**** Available data

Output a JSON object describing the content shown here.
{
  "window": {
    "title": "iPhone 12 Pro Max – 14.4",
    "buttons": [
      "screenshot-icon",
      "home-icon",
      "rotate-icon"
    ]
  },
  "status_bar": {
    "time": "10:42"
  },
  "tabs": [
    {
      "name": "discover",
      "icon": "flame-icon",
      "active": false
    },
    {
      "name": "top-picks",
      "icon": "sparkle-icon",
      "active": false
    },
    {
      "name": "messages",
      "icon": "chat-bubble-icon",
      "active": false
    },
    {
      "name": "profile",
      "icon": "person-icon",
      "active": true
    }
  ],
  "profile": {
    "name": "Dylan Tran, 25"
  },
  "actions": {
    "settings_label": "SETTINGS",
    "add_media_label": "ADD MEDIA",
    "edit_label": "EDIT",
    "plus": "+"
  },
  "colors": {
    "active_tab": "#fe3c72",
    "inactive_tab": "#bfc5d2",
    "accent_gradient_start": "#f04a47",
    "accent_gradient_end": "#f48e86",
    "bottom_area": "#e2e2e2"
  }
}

********

» What to do
Output every record above exactly as it appears.

» Solution for this problem
Output a JSON object describing the content shown here.
{
  "window": {
    "title": "iPhone 12 Pro Max – 14.4",
    "buttons": [
      "screenshot-icon",
      "home-icon",
      "rotate-icon"
    ]
  },
  "status_bar": {
    "time": "10:42"
  },
  "tabs": [
    {
      "name": "discover",
      "icon": "flame-icon",
      "active": false
    },
    {
      "name": "top-picks",
      "icon": "sparkle-icon",
      "active": false
    },
    {
      "name": "messages",
      "icon": "chat-bubble-icon",
      "active": false
    },
    {
      "name": "profile",
      "icon": "person-icon",
      "active": true
    }
  ],
  "profile": {
    "name": "Dylan Tran, 25"
  },
  "actions": {
    "settings_label": "SETTINGS",
    "add_media_label": "ADD MEDIA",
    "edit_label": "EDIT",
    "plus": "+"
  },
  "colors": {
    "active_tab": "#fe3c72",
    "inactive_tab": "#bfc5d2",
    "accent_gradient_start": "#f04a47",
    "accent_gradient_end": "#f48e86",
    "bottom_area": "#e2e2e2"
  }
}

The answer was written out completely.